Records shown:
>>
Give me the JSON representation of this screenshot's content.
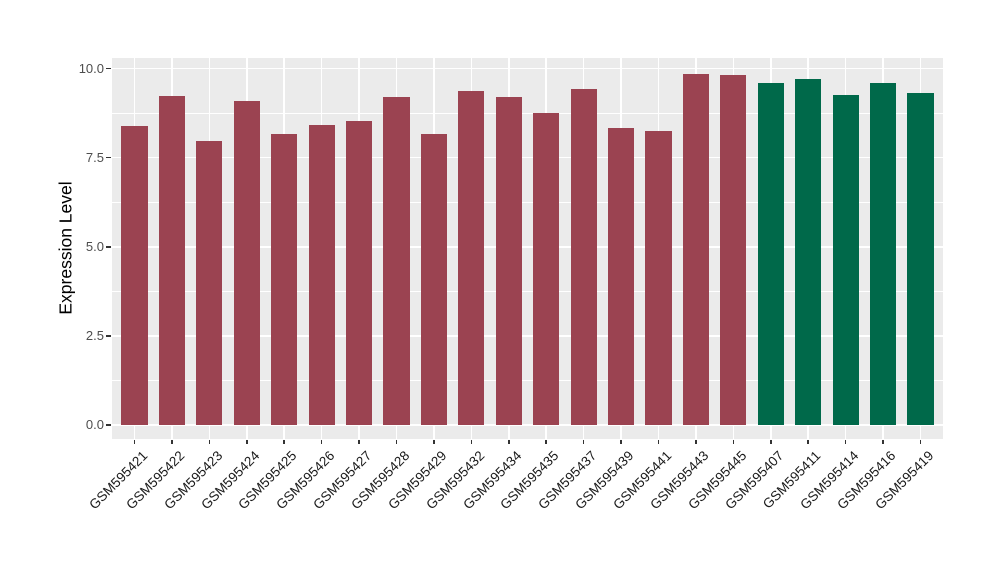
{
  "chart_data": {
    "type": "bar",
    "title": "",
    "xlabel": "",
    "ylabel": "Expression Level",
    "ylim": [
      0,
      10.35
    ],
    "legend": "none",
    "grid": "on",
    "x_label_rotation_deg": 45,
    "background": {
      "page": "#FFFFFF",
      "panel": "#EBEBEB",
      "gridline": "#FFFFFF"
    },
    "axis_colors": {
      "tick_mark": "#333333",
      "y_tick_label": "#4D4D4D",
      "x_tick_label": "#1A1A1A",
      "axis_title": "#000000"
    },
    "y_axis": {
      "ticks": [
        0.0,
        2.5,
        5.0,
        7.5,
        10.0
      ],
      "tick_labels": [
        "0.0",
        "2.5",
        "5.0",
        "7.5",
        "10.0"
      ],
      "minor_ticks": [
        1.25,
        3.75,
        6.25,
        8.75
      ]
    },
    "categories": [
      "GSM595421",
      "GSM595422",
      "GSM595423",
      "GSM595424",
      "GSM595425",
      "GSM595426",
      "GSM595427",
      "GSM595428",
      "GSM595429",
      "GSM595432",
      "GSM595434",
      "GSM595435",
      "GSM595437",
      "GSM595439",
      "GSM595441",
      "GSM595443",
      "GSM595445",
      "GSM595407",
      "GSM595411",
      "GSM595414",
      "GSM595416",
      "GSM595419"
    ],
    "series": [
      {
        "name": "Expression Level",
        "values": [
          8.39,
          9.23,
          7.97,
          9.09,
          8.15,
          8.42,
          8.54,
          9.21,
          8.15,
          9.38,
          9.21,
          8.76,
          9.42,
          8.34,
          8.25,
          9.85,
          9.82,
          9.59,
          9.7,
          9.27,
          9.59,
          9.32
        ]
      }
    ],
    "bar_groups": [
      "maroon",
      "maroon",
      "maroon",
      "maroon",
      "maroon",
      "maroon",
      "maroon",
      "maroon",
      "maroon",
      "maroon",
      "maroon",
      "maroon",
      "maroon",
      "maroon",
      "maroon",
      "maroon",
      "maroon",
      "green",
      "green",
      "green",
      "green",
      "green"
    ],
    "group_colors": {
      "maroon": "#9B4351",
      "green": "#00694A"
    }
  }
}
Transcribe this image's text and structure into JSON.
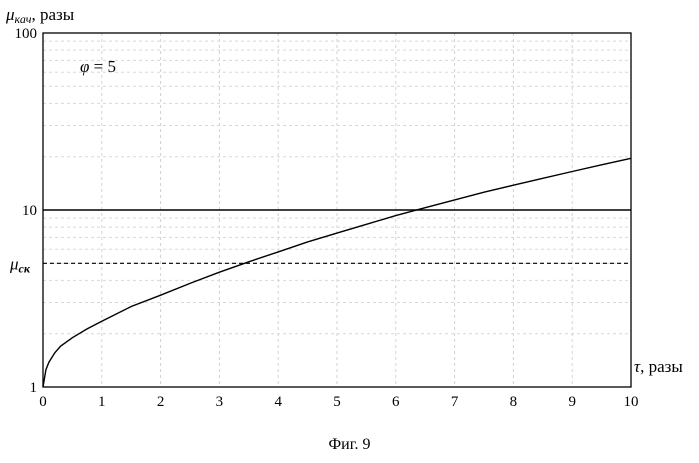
{
  "chart_data": {
    "type": "line",
    "xlabel": {
      "symbol": "τ",
      "unit": ", разы"
    },
    "ylabel": {
      "symbol": "μ",
      "sub": "кач",
      "unit": ", разы"
    },
    "annotation": {
      "symbol": "φ",
      "text": " = 5"
    },
    "x_ticks": [
      "0",
      "1",
      "2",
      "3",
      "4",
      "5",
      "6",
      "7",
      "8",
      "9",
      "10"
    ],
    "y_ticks": [
      {
        "value": 1,
        "label": "1"
      },
      {
        "value": 10,
        "label": "10"
      },
      {
        "value": 100,
        "label": "100"
      }
    ],
    "xlim": [
      0,
      10
    ],
    "ylim": [
      1,
      100
    ],
    "y_scale": "log",
    "grid": true,
    "series": [
      {
        "style": "solid",
        "x": [
          0,
          0.05,
          0.1,
          0.2,
          0.3,
          0.5,
          0.75,
          1,
          1.5,
          2,
          2.5,
          3,
          3.5,
          4,
          4.5,
          5,
          5.5,
          6,
          6.5,
          7,
          7.5,
          8,
          8.5,
          9,
          9.5,
          10
        ],
        "y": [
          1,
          1.25,
          1.38,
          1.56,
          1.7,
          1.9,
          2.13,
          2.35,
          2.85,
          3.3,
          3.85,
          4.45,
          5.1,
          5.8,
          6.6,
          7.4,
          8.3,
          9.3,
          10.3,
          11.4,
          12.6,
          13.8,
          15.1,
          16.5,
          18,
          19.6
        ]
      },
      {
        "style": "solid",
        "x": [
          0,
          10
        ],
        "y": [
          10,
          10
        ]
      },
      {
        "style": "dashed",
        "x": [
          0,
          10
        ],
        "y": [
          5,
          5
        ]
      }
    ],
    "reference_labels": [
      {
        "value": 5,
        "symbol": "μ",
        "sub": "ск"
      }
    ]
  },
  "caption": "Фиг. 9"
}
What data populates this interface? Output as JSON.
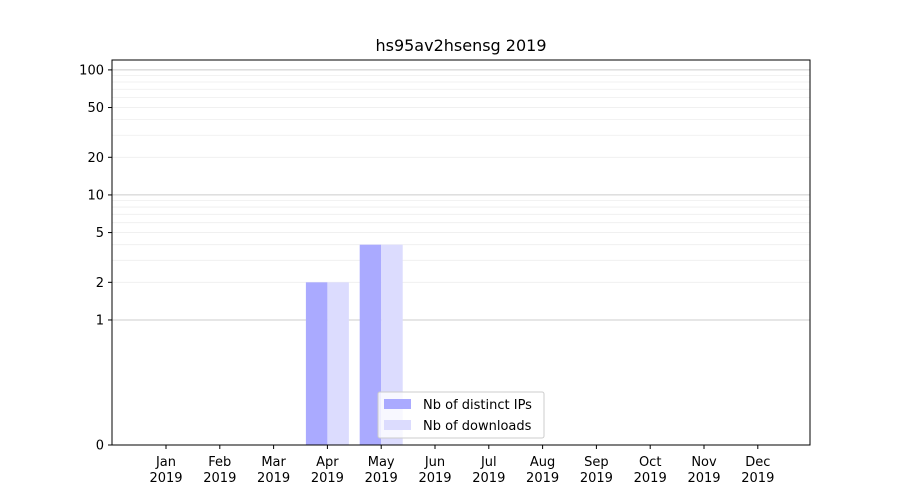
{
  "chart_data": {
    "type": "bar",
    "title": "hs95av2hsensg 2019",
    "xlabel": "",
    "ylabel": "",
    "yscale": "symlog",
    "ylim": [
      0,
      120
    ],
    "y_ticks": [
      0,
      1,
      2,
      5,
      10,
      20,
      50,
      100
    ],
    "y_tick_labels": [
      "0",
      "1",
      "2",
      "5",
      "10",
      "20",
      "50",
      "100"
    ],
    "categories": [
      "Jan",
      "Feb",
      "Mar",
      "Apr",
      "May",
      "Jun",
      "Jul",
      "Aug",
      "Sep",
      "Oct",
      "Nov",
      "Dec"
    ],
    "category_sublabels": [
      "2019",
      "2019",
      "2019",
      "2019",
      "2019",
      "2019",
      "2019",
      "2019",
      "2019",
      "2019",
      "2019",
      "2019"
    ],
    "series": [
      {
        "name": "Nb of distinct IPs",
        "values": [
          0,
          0,
          0,
          2,
          4,
          0,
          0,
          0,
          0,
          0,
          0,
          0
        ],
        "color": "#aaaaff"
      },
      {
        "name": "Nb of downloads",
        "values": [
          0,
          0,
          0,
          2,
          4,
          0,
          0,
          0,
          0,
          0,
          0,
          0
        ],
        "color": "#dcdcfe"
      }
    ],
    "grid": true,
    "legend_position": "bottom-center"
  }
}
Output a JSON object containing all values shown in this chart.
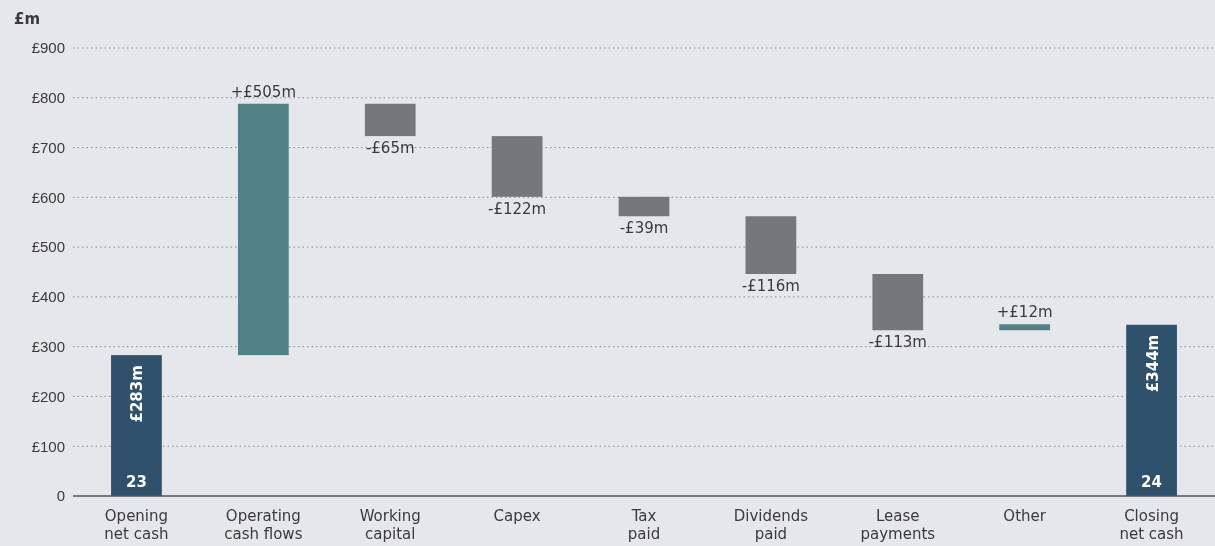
{
  "chart_data": {
    "type": "bar",
    "ylabel": "£m",
    "categories": [
      "Opening\nnet cash",
      "Operating\ncash flows",
      "Working\ncapital",
      "Capex",
      "Tax\npaid",
      "Dividends\npaid",
      "Lease\npayments",
      "Other",
      "Closing\nnet cash"
    ],
    "values": [
      283,
      505,
      -65,
      -122,
      -39,
      -116,
      -113,
      12,
      344
    ],
    "base": [
      0,
      283,
      788,
      723,
      601,
      562,
      446,
      333,
      0
    ],
    "colors": [
      "#2f516b",
      "#528185",
      "#76777b",
      "#76777b",
      "#76777b",
      "#76777b",
      "#76777b",
      "#528185",
      "#2f516b"
    ],
    "value_labels": [
      "£283m",
      "+£505m",
      "-£65m",
      "-£122m",
      "-£39m",
      "-£116m",
      "-£113m",
      "+£12m",
      "£344m"
    ],
    "annotations": [
      {
        "text": "23",
        "x": "Opening\nnet cash",
        "y": 0
      },
      {
        "text": "24",
        "x": "Closing\nnet cash",
        "y": 0
      }
    ],
    "ylim": [
      0,
      900
    ],
    "yticks": [
      {
        "value": 0,
        "label": "0"
      },
      {
        "value": 100,
        "label": "£100"
      },
      {
        "value": 200,
        "label": "£200"
      },
      {
        "value": 300,
        "label": "£300"
      },
      {
        "value": 400,
        "label": "£400"
      },
      {
        "value": 500,
        "label": "£500"
      },
      {
        "value": 600,
        "label": "£600"
      },
      {
        "value": 700,
        "label": "£700"
      },
      {
        "value": 800,
        "label": "£800"
      },
      {
        "value": 900,
        "label": "£900"
      }
    ],
    "grid": "y"
  }
}
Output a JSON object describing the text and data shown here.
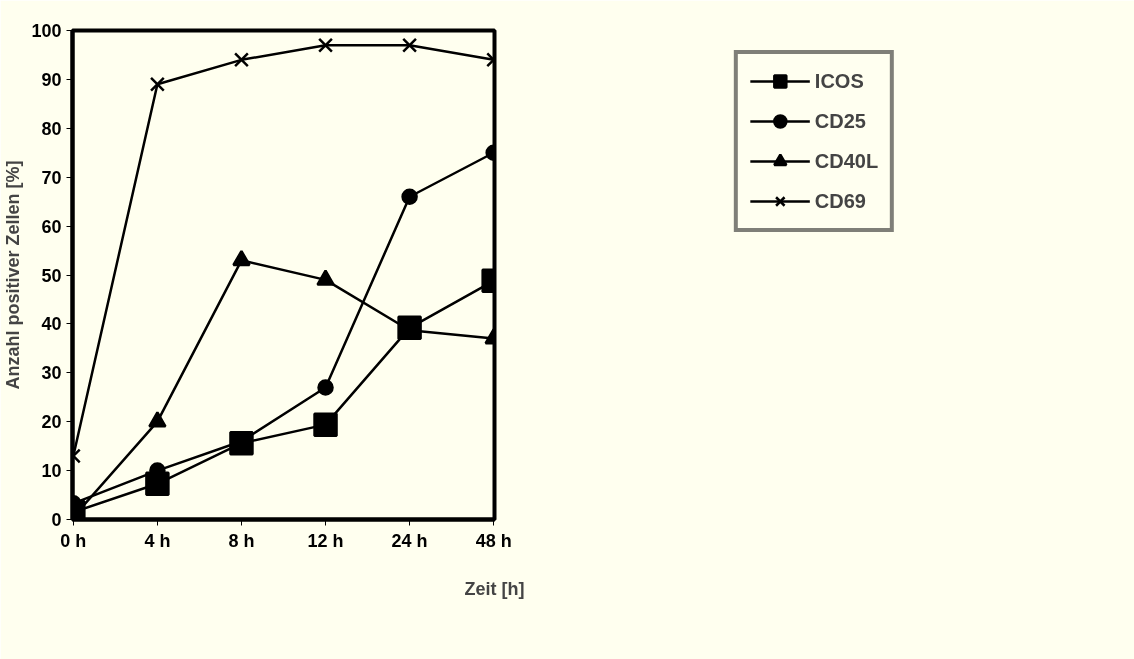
{
  "chart_data": {
    "type": "line",
    "xlabel": "Zeit [h]",
    "ylabel": "Anzahl positiver Zellen [%]",
    "categories": [
      "0 h",
      "4 h",
      "8 h",
      "12 h",
      "24 h",
      "48 h"
    ],
    "ylim": [
      0,
      100
    ],
    "yticks": [
      0,
      10,
      20,
      30,
      40,
      50,
      60,
      70,
      80,
      90,
      100
    ],
    "legend": "top right",
    "grid": false,
    "series": [
      {
        "name": "ICOS",
        "color": "#000000",
        "marker": "square",
        "values": [
          1.5,
          7.3,
          15.6,
          19.4,
          39.2,
          48.8
        ]
      },
      {
        "name": "CD25",
        "color": "#000000",
        "marker": "circle",
        "values": [
          3.3,
          10,
          16,
          27,
          66,
          75
        ]
      },
      {
        "name": "CD40L",
        "color": "#000000",
        "marker": "triangle",
        "values": [
          0.5,
          20,
          53,
          49,
          38.7,
          37
        ]
      },
      {
        "name": "CD69",
        "color": "#000000",
        "marker": "cross",
        "values": [
          13,
          89,
          94,
          97,
          97,
          94
        ]
      }
    ]
  }
}
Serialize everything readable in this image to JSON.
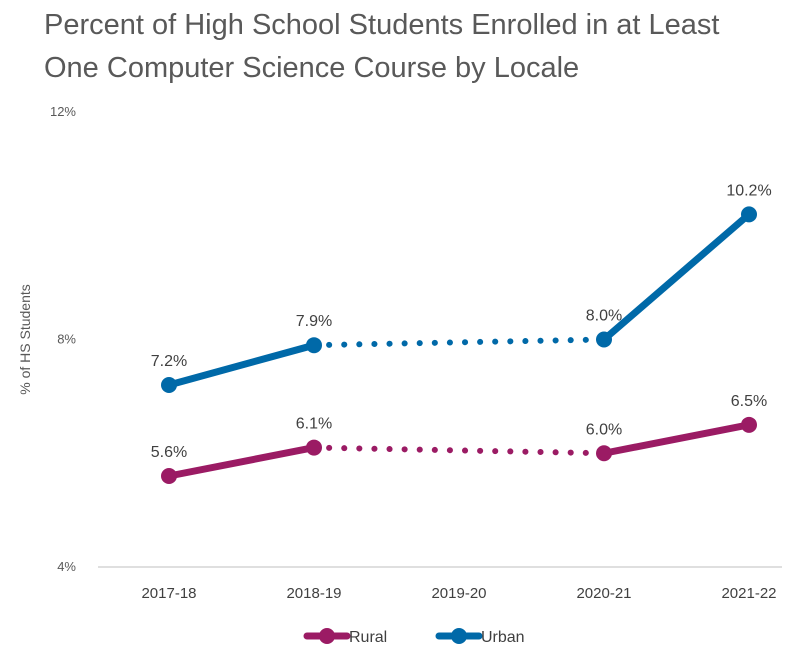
{
  "chart_data": {
    "type": "line",
    "title": "Percent of High School Students Enrolled in at Least One Computer Science Course by Locale",
    "ylabel": "% of HS Students",
    "xlabel": "",
    "categories": [
      "2017-18",
      "2018-19",
      "2019-20",
      "2020-21",
      "2021-22"
    ],
    "ylim": [
      0.04,
      0.12
    ],
    "yticks": [
      "12%",
      "8%",
      "4%"
    ],
    "ytick_values": [
      0.12,
      0.08,
      0.04
    ],
    "legend_position": "bottom",
    "gap_category": "2019-20",
    "series": [
      {
        "name": "Rural",
        "color": "#9B1B64",
        "values": [
          0.056,
          0.061,
          null,
          0.06,
          0.065
        ],
        "labels": [
          "5.6%",
          "6.1%",
          "",
          "6.0%",
          "6.5%"
        ]
      },
      {
        "name": "Urban",
        "color": "#0069A8",
        "values": [
          0.072,
          0.079,
          null,
          0.08,
          0.102
        ],
        "labels": [
          "7.2%",
          "7.9%",
          "",
          "8.0%",
          "10.2%"
        ]
      }
    ]
  }
}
<<
Write out the lines of the listing from the one that holds "Serialize everything readable" to the very last line, both included, exactly as they appear and without any pictures.

Serialize everything readable in this image to JSON.
{
  "chart_data": {
    "type": "line",
    "title": "Percent of High School Students Enrolled in at Least One Computer Science Course by Locale",
    "ylabel": "% of HS Students",
    "xlabel": "",
    "categories": [
      "2017-18",
      "2018-19",
      "2019-20",
      "2020-21",
      "2021-22"
    ],
    "ylim": [
      0.04,
      0.12
    ],
    "yticks": [
      "12%",
      "8%",
      "4%"
    ],
    "ytick_values": [
      0.12,
      0.08,
      0.04
    ],
    "legend_position": "bottom",
    "gap_category": "2019-20",
    "series": [
      {
        "name": "Rural",
        "color": "#9B1B64",
        "values": [
          0.056,
          0.061,
          null,
          0.06,
          0.065
        ],
        "labels": [
          "5.6%",
          "6.1%",
          "",
          "6.0%",
          "6.5%"
        ]
      },
      {
        "name": "Urban",
        "color": "#0069A8",
        "values": [
          0.072,
          0.079,
          null,
          0.08,
          0.102
        ],
        "labels": [
          "7.2%",
          "7.9%",
          "",
          "8.0%",
          "10.2%"
        ]
      }
    ]
  }
}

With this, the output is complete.